INSTRUCTION — Read the listing below and copy out every line that holds "image".

DATA FOR PROCESSING —
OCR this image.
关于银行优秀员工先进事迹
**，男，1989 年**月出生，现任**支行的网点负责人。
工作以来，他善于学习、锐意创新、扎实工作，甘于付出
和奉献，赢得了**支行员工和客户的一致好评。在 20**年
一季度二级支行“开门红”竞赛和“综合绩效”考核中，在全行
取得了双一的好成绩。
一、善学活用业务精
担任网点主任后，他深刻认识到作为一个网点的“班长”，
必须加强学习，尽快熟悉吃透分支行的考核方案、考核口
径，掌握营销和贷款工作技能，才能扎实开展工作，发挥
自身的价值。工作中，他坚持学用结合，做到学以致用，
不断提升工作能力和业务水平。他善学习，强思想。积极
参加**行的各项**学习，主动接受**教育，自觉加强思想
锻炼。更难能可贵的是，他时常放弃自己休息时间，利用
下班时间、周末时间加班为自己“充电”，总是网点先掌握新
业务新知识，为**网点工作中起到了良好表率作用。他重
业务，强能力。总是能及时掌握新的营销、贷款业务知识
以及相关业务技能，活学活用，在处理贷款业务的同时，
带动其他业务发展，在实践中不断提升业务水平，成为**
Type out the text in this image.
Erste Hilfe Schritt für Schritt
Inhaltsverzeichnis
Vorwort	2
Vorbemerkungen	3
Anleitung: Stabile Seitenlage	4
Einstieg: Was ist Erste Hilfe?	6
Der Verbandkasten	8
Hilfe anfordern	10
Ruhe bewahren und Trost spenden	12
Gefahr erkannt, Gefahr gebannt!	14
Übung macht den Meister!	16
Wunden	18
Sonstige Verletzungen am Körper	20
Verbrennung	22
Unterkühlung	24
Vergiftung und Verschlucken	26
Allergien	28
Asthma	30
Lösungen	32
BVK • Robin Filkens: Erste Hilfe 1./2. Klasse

RESPONSE TO THIS EXERCISE —
OCR this image.
Type out the text in this image.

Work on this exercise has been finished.